## OBJECTIVE 1
Output the listing lines from the start of the listings through the line containing "Segment this screenshot: for" as a Markdown table with the columns Row and Line. Skip blank lines and leave the pictures out.

## PASSAGE
The meeting was in the office of Jose Rivera, the Bronx party leader. Bill DeBlasio, who is running against Quinn for mayor now, was then her closest competitor for speaker, and he’d wooed Rivera to the end. But Rivera had made his choice, aligning himself with Queens behind Quinn. The purpose of the meeting was to work out the details of the deal.

Joining Rivera at the meeting were his son, City Councilman Joel Rivera, Councilwoman Maria Baez, and Stanley Schlein, a lobbyist whose machinations in Bronx politics have made headlines for years. Manton brought his three law partners—Jerry Sweeney, Mike Reich and Frank Bolz—each of whom held top posts in the party hierarchy. While no one involved in the meeting would discuss it on the record, a Bronx participant and a Queens participant did offer details. A third source who helped arrange the meeting and met with Rivera to discuss it the day after says that Rivera spelled out to him precisely what happened during these discussions.

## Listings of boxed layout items
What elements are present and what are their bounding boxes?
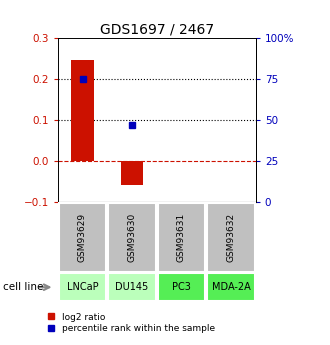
Title: GDS1697 / 2467: GDS1697 / 2467 [100, 23, 214, 37]
Text: GSM93629: GSM93629 [78, 213, 87, 262]
Text: GSM93632: GSM93632 [226, 213, 236, 262]
Bar [59, 203, 106, 272]
Text: cell line: cell line [3, 282, 44, 292]
Bar [121, 161, 143, 186]
Text: GSM93631: GSM93631 [177, 213, 186, 262]
Bar [108, 273, 156, 301]
Legend: log2 ratio, percentile rank within the sample: log2 ratio, percentile rank within the s… [44, 309, 219, 337]
Text: GSM93630: GSM93630 [127, 213, 137, 262]
Bar [59, 273, 106, 301]
Text: LNCaP: LNCaP [67, 282, 98, 292]
Text: DU145: DU145 [115, 282, 148, 292]
Text: PC3: PC3 [172, 282, 191, 292]
Bar [207, 203, 255, 272]
Bar [158, 203, 205, 272]
Bar [71, 60, 94, 161]
Bar [158, 273, 205, 301]
Bar [207, 273, 255, 301]
Bar [108, 203, 156, 272]
Text: MDA-2A: MDA-2A [212, 282, 250, 292]
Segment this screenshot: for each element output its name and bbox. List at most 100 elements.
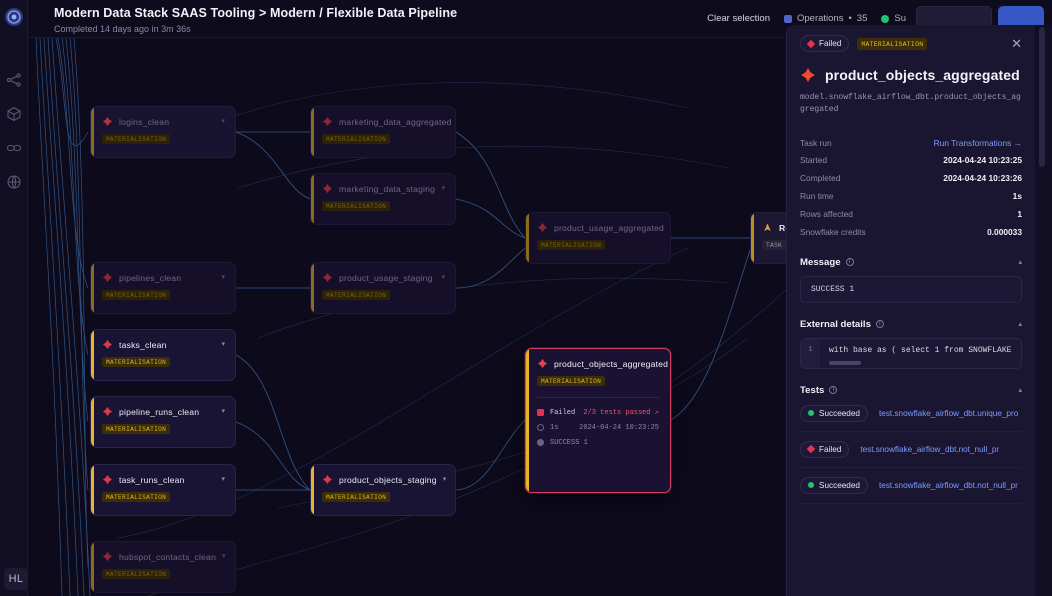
- chevron-down-icon[interactable]: ▾: [221, 274, 225, 281]
- chevron-down-icon[interactable]: ▾: [221, 476, 225, 483]
- status-badge: Failed: [800, 35, 850, 52]
- dbt-logo-icon: [537, 222, 548, 233]
- node-status-label: Failed: [550, 408, 576, 417]
- rail-icon-list: [5, 71, 23, 191]
- node-type-badge: MATERIALISATION: [102, 290, 171, 300]
- node-accent-bar: [91, 107, 94, 157]
- pipeline-graph-icon[interactable]: [5, 71, 23, 89]
- info-icon[interactable]: i: [845, 258, 854, 267]
- avatar[interactable]: HL: [4, 568, 28, 590]
- external-details-section: External details i ▴ 1 with base as ( se…: [800, 319, 1022, 369]
- chevron-down-icon[interactable]: ▾: [670, 224, 671, 231]
- dbt-logo-icon: [102, 272, 113, 283]
- test-name-link[interactable]: test.snowflake_airflow_dbt.unique_pro: [878, 408, 1019, 418]
- graph-node[interactable]: marketing_data_staging ▾ MATERIALISATION: [310, 173, 456, 225]
- node-type-badge: MATERIALISATION: [322, 134, 391, 144]
- tests-section-header[interactable]: Tests i ▴: [800, 385, 1022, 396]
- chevron-up-icon[interactable]: ▴: [1018, 259, 1022, 267]
- info-icon[interactable]: i: [875, 320, 884, 329]
- meta-value: 2024-04-24 10:23:26: [943, 173, 1022, 184]
- test-status-label: Succeeded: [819, 408, 860, 418]
- node-accent-bar: [91, 465, 94, 515]
- chevron-down-icon[interactable]: ▾: [441, 274, 445, 281]
- node-type-badge: TASK: [762, 240, 787, 250]
- graph-node[interactable]: pipeline_runs_clean ▾ MATERIALISATION: [90, 396, 236, 448]
- chevron-down-icon[interactable]: ▾: [442, 476, 447, 483]
- node-label: pipeline_runs_clean: [119, 406, 200, 417]
- top-bar: Modern Data Stack SAAS Tooling > Modern …: [28, 0, 1052, 38]
- node-label: product_usage_staging: [339, 272, 433, 283]
- graph-node[interactable]: logins_clean ▾ MATERIALISATION: [90, 106, 236, 158]
- chevron-down-icon[interactable]: ▾: [221, 408, 225, 415]
- node-type-badge: MATERIALISATION: [322, 492, 391, 502]
- message-section-header[interactable]: Message i ▴: [800, 257, 1022, 268]
- dbt-logo-icon: [322, 474, 333, 485]
- test-name-link[interactable]: test.snowflake_airflow_dbt.not_null_pr: [860, 444, 1000, 454]
- chevron-up-icon[interactable]: ▴: [1018, 387, 1022, 395]
- tests-section: Tests i ▴ Succeeded test.snowflake_airfl…: [800, 385, 1022, 504]
- chevron-down-icon[interactable]: ▾: [222, 553, 226, 560]
- clear-selection-button[interactable]: Clear selection: [707, 13, 770, 24]
- chevron-down-icon[interactable]: ▾: [221, 118, 225, 125]
- meta-value-link[interactable]: Run Transformations →: [933, 137, 1022, 148]
- node-tests-summary[interactable]: 2/3 tests passed ↗: [583, 409, 659, 417]
- graph-node[interactable]: tasks_clean ▾ MATERIALISATION: [90, 329, 236, 381]
- graph-node[interactable]: pipelines_clean ▾ MATERIALISATION: [90, 262, 236, 314]
- node-header: pipelines_clean ▾: [91, 263, 235, 283]
- code-horizontal-scrollbar[interactable]: [829, 360, 861, 365]
- cube-icon[interactable]: [5, 105, 23, 123]
- test-row[interactable]: Failed test.snowflake_airflow_dbt.not_nu…: [800, 432, 1022, 468]
- node-header: tasks_clean ▾: [91, 330, 235, 350]
- graph-node-selected[interactable]: product_objects_aggregated ▴ MATERIALISA…: [525, 348, 671, 493]
- node-accent-bar: [311, 107, 314, 157]
- panel-scrollbar[interactable]: [1035, 25, 1052, 596]
- graph-node[interactable]: hubspot_contacts_clean ▾ MATERIALISATION: [90, 541, 236, 593]
- meta-row: Started 2024-04-24 10:23:25: [800, 152, 1022, 170]
- test-name-link[interactable]: test.snowflake_airflow_dbt.not_null_pr: [878, 480, 1018, 490]
- left-rail: HL: [0, 0, 28, 596]
- node-header: product_usage_staging ▾: [311, 263, 455, 283]
- scrollbar-thumb[interactable]: [1039, 27, 1045, 167]
- code-block[interactable]: 1 with base as ( select 1 from SNOWFLAKE: [800, 337, 1022, 369]
- node-header: product_objects_aggregated ▴: [526, 349, 670, 369]
- node-header: product_objects_staging ▾: [311, 465, 455, 485]
- node-runtime-row: 1s 2024-04-24 10:23:25: [537, 420, 659, 435]
- test-row[interactable]: Succeeded test.snowflake_airflow_dbt.uni…: [800, 396, 1022, 432]
- operations-icon: [783, 14, 792, 23]
- panel-heading: product_objects_aggregated: [787, 52, 1035, 83]
- globe-settings-icon[interactable]: [5, 173, 23, 191]
- graph-node[interactable]: product_usage_aggregated ▾ MATERIALISATI…: [525, 212, 671, 264]
- test-row[interactable]: Succeeded test.snowflake_airflow_dbt.not…: [800, 468, 1022, 504]
- test-status-badge: Succeeded: [800, 476, 868, 494]
- success-label: Su: [894, 13, 906, 24]
- primary-action-button[interactable]: [998, 6, 1044, 28]
- code-text: with base as ( select 1 from SNOWFLAKE: [829, 345, 1012, 355]
- external-details-header[interactable]: External details i ▴: [800, 319, 1022, 330]
- graph-node[interactable]: task_runs_clean ▾ MATERIALISATION: [90, 464, 236, 516]
- type-badge: MATERIALISATION: [857, 37, 928, 50]
- meta-value: 0.000033: [987, 226, 1022, 237]
- info-icon[interactable]: i: [829, 386, 838, 395]
- node-header: hubspot_contacts_clean ▾: [91, 542, 235, 562]
- node-type-badge: MATERIALISATION: [322, 290, 391, 300]
- chevron-up-icon[interactable]: ▴: [1018, 321, 1022, 329]
- dbt-logo-icon: [537, 358, 548, 369]
- selected-node-details: Failed 2/3 tests passed ↗ 1s 2024-04-24 …: [537, 397, 659, 450]
- node-accent-bar: [311, 263, 314, 313]
- test-status-label: Succeeded: [819, 480, 860, 490]
- link-icon[interactable]: [5, 139, 23, 157]
- node-label: hubspot_contacts_clean: [119, 551, 217, 562]
- panel-title: product_objects_aggregated: [825, 67, 1020, 83]
- graph-node[interactable]: product_usage_staging ▾ MATERIALISATION: [310, 262, 456, 314]
- chevron-down-icon[interactable]: ▾: [221, 341, 225, 348]
- orbit-logo-icon[interactable]: [2, 5, 26, 29]
- graph-node[interactable]: marketing_data_aggregated ▾ MATERIALISAT…: [310, 106, 456, 158]
- node-type-badge: MATERIALISATION: [102, 134, 171, 144]
- details-panel: Failed MATERIALISATION ✕ product_objects…: [786, 25, 1035, 596]
- chevron-down-icon[interactable]: ▾: [441, 185, 445, 192]
- meta-value: 1: [1017, 208, 1022, 219]
- close-icon[interactable]: ✕: [1011, 36, 1022, 51]
- graph-node[interactable]: product_objects_staging ▾ MATERIALISATIO…: [310, 464, 456, 516]
- node-accent-bar: [526, 213, 529, 263]
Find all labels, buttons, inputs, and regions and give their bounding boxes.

## OBJECTIVE 2
Answer these questions about the meeting passage:
(a) In whose office was the meeting held?
(b) Who was Quinn's closest competitor for speaker at that time?
(c) Who were Manton's three law partners?

## RIGHT ANSWER 1
| Row | Line |
|---|---|
| 1 | What elements are present and what are their bounding boxes? |
| 2 | Title: GDS1697 / 2467: GDS1697 / 2467 [100, 23, 214, 37] |
| 3 | Text: GSM93629: GSM93629 [78, 213, 87, 262] |
| 4 | Text: GSM93632: GSM93632 [226, 213, 236, 262] |
| 5 | Bar [59, 203, 106, 272] |
| 6 | Text: cell line: cell line [3, 282, 44, 292] |
| 7 | Bar [121, 161, 143, 186] |
| 8 | Text: GSM93631: GSM93631 [177, 213, 186, 262] |
| 9 | Bar [108, 273, 156, 301] |
| 10 | Legend: log2 ratio, percentile rank within the sample: log2 ratio, percentile rank within the s… [44, 309, 219, 337] |
| 11 | Text: GSM93630: GSM93630 [127, 213, 137, 262] |
| 12 | Bar [59, 273, 106, 301] |
| 13 | Text: LNCaP: LNCaP [67, 282, 98, 292] |
| 14 | Text: DU145: DU145 [115, 282, 148, 292] |
| 15 | Text: PC3: PC3 [172, 282, 191, 292] |
| 16 | Bar [207, 203, 255, 272] |
| 17 | Bar [158, 203, 205, 272] |
| 18 | Bar [71, 60, 94, 161] |
| 19 | Bar [158, 273, 205, 301] |
| 20 | Bar [207, 273, 255, 301] |
| 21 | Bar [108, 203, 156, 272] |
| 22 | Text: MDA-2A: MDA-2A [212, 282, 250, 292] |
| 23 | Segment this screenshot: for each element output its name and bbox. List at most 100 elements. |

## RIGHT ANSWER 2
(a) Jose Rivera, the Bronx party leader.
(b) Bill DeBlasio.
(c) Jerry Sweeney, Mike Reich and Frank Bolz.